→ **Material provided**
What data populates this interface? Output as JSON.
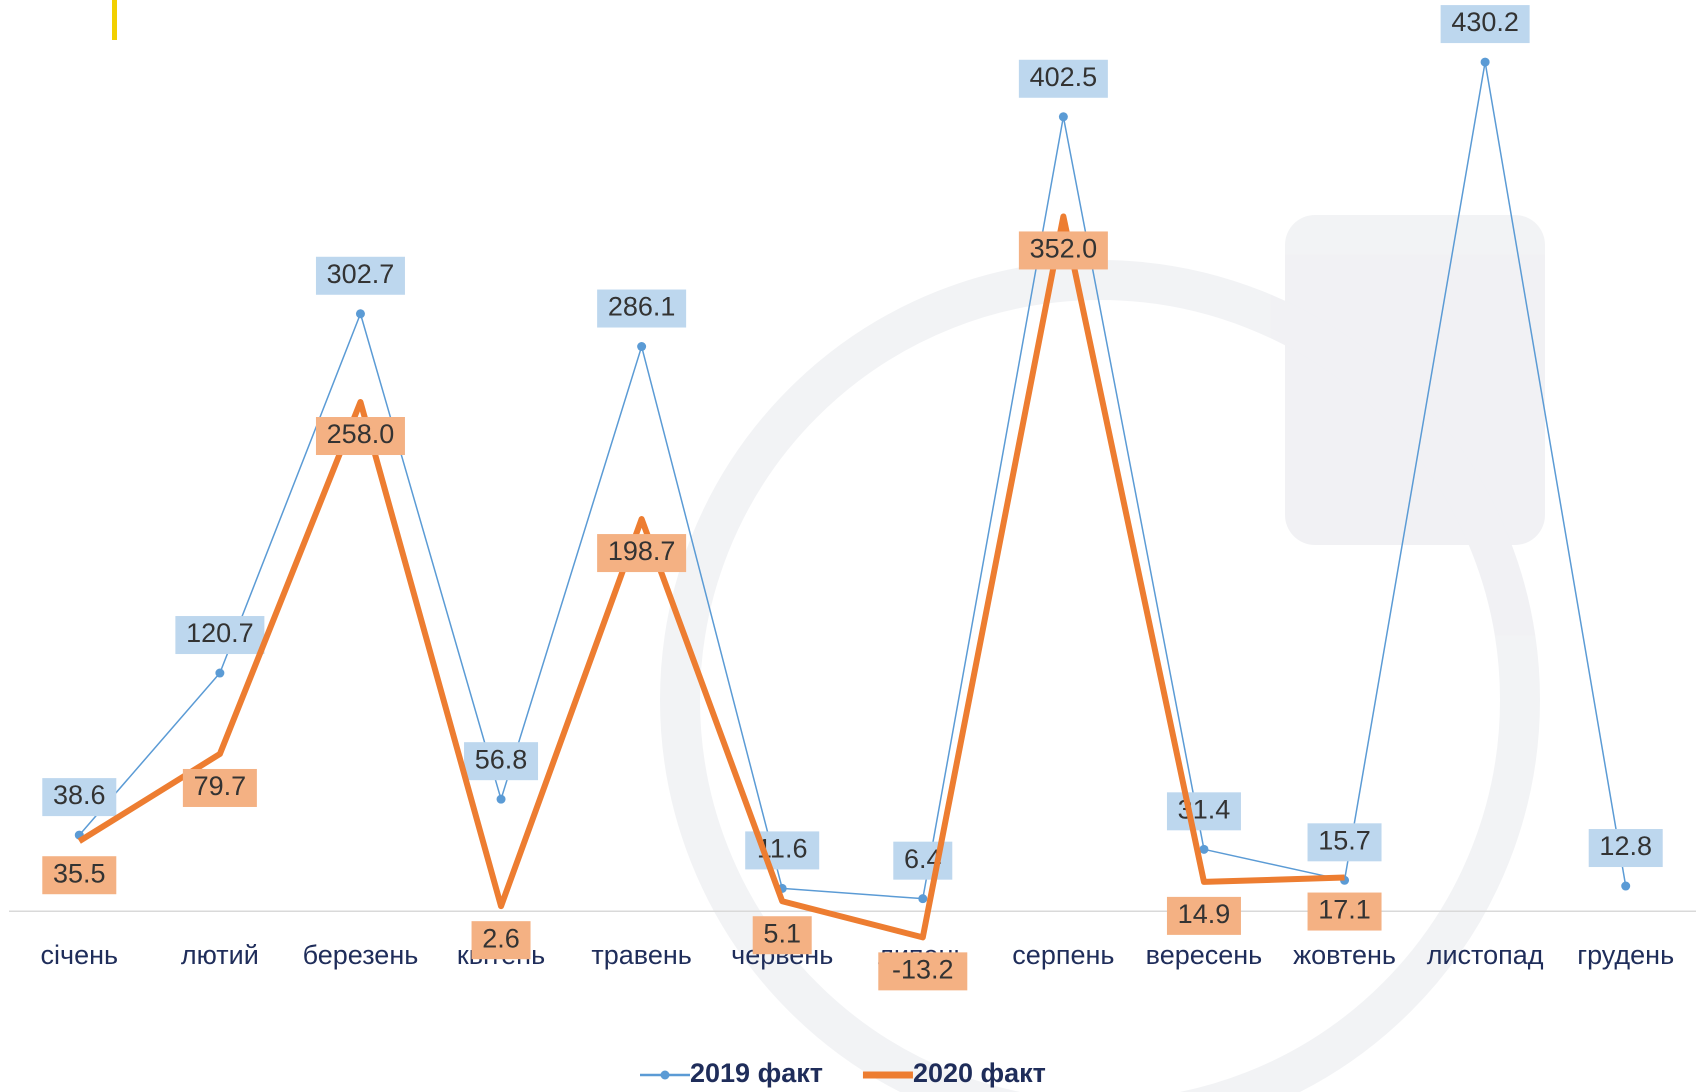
{
  "chart_data": {
    "type": "line",
    "categories": [
      "січень",
      "лютий",
      "березень",
      "квітень",
      "травень",
      "червень",
      "липень",
      "серпень",
      "вересень",
      "жовтень",
      "листопад",
      "грудень"
    ],
    "series": [
      {
        "name": "2019 факт",
        "color": "#5b9bd5",
        "values": [
          38.6,
          120.7,
          302.7,
          56.8,
          286.1,
          11.6,
          6.4,
          402.5,
          31.4,
          15.7,
          430.2,
          12.8
        ]
      },
      {
        "name": "2020 факт",
        "color": "#ed7d31",
        "values": [
          35.5,
          79.7,
          258.0,
          2.6,
          198.7,
          5.1,
          -13.2,
          352.0,
          14.9,
          17.1,
          null,
          null
        ],
        "value_labels": [
          "35.5",
          "79.7",
          "258.0",
          "2.6",
          "198.7",
          "5.1",
          "-13.2",
          "352.0",
          "14.9",
          "17.1",
          null,
          null
        ]
      }
    ],
    "ylim": [
      -50,
      450
    ],
    "legend": "bottom"
  }
}
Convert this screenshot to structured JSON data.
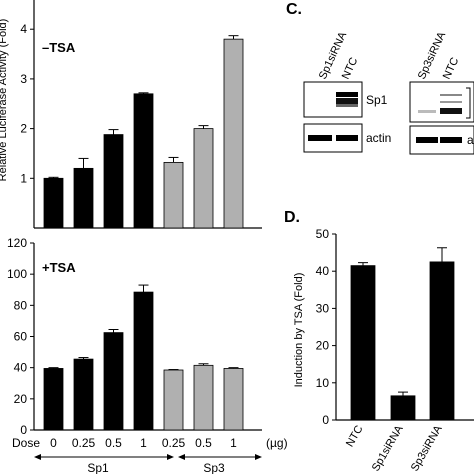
{
  "panels": {
    "c": "C.",
    "d": "D."
  },
  "chart_data": [
    {
      "id": "minus_tsa",
      "type": "bar",
      "title": "–TSA",
      "ylabel": "Relative Luciferase Activity (Fold)",
      "ylim": [
        0,
        4.3
      ],
      "yticks": [
        1,
        2,
        3,
        4
      ],
      "categories": [
        "Sp1 0",
        "Sp1 0.25",
        "Sp1 0.5",
        "Sp1 1",
        "Sp3 0.25",
        "Sp3 0.5",
        "Sp3 1"
      ],
      "values": [
        1.0,
        1.2,
        1.88,
        2.7,
        1.32,
        2.0,
        3.8
      ],
      "errors": [
        0.02,
        0.2,
        0.1,
        0.02,
        0.1,
        0.06,
        0.07
      ],
      "bar_colors": [
        "#000000",
        "#000000",
        "#000000",
        "#000000",
        "#b0b0b0",
        "#b0b0b0",
        "#b0b0b0"
      ]
    },
    {
      "id": "plus_tsa",
      "type": "bar",
      "title": "+TSA",
      "ylim": [
        0,
        120
      ],
      "yticks": [
        0,
        20,
        40,
        60,
        80,
        100,
        120
      ],
      "categories": [
        "Sp1 0",
        "Sp1 0.25",
        "Sp1 0.5",
        "Sp1 1",
        "Sp3 0.25",
        "Sp3 0.5",
        "Sp3 1"
      ],
      "values": [
        39.5,
        45.5,
        62.5,
        88.5,
        38.5,
        41.5,
        39.5
      ],
      "errors": [
        0.5,
        1.0,
        2.0,
        4.5,
        0.3,
        1.0,
        0.5
      ],
      "bar_colors": [
        "#000000",
        "#000000",
        "#000000",
        "#000000",
        "#b0b0b0",
        "#b0b0b0",
        "#b0b0b0"
      ],
      "dose_label": "Dose",
      "dose_ticks": [
        "0",
        "0.25",
        "0.5",
        "1",
        "0.25",
        "0.5",
        "1"
      ],
      "dose_unit": "(µg)",
      "groups": [
        "Sp1",
        "Sp3"
      ]
    },
    {
      "id": "induction",
      "type": "bar",
      "ylabel": "Induction by TSA (Fold)",
      "ylim": [
        0,
        50
      ],
      "yticks": [
        0,
        10,
        20,
        30,
        40,
        50
      ],
      "categories": [
        "NTC",
        "Sp1siRNA",
        "Sp3siRNA"
      ],
      "values": [
        41.5,
        6.5,
        42.5
      ],
      "errors": [
        0.8,
        1.0,
        3.8
      ],
      "bar_colors": [
        "#000000",
        "#000000",
        "#000000"
      ]
    }
  ],
  "blots": {
    "left": {
      "lanes": [
        "Sp1siRNA",
        "NTC"
      ],
      "rows": [
        "Sp1",
        "actin"
      ]
    },
    "right": {
      "lanes": [
        "Sp3siRNA",
        "NTC"
      ],
      "rows": [
        "a"
      ]
    }
  }
}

→ **Task to complete**
Find the word "Fold" in the entries above and gather every line that holds it.

→ **Solution for this exercise**
      "ylabel": "Relative Luciferase Activity (Fold)",
      "ylabel": "Induction by TSA (Fold)",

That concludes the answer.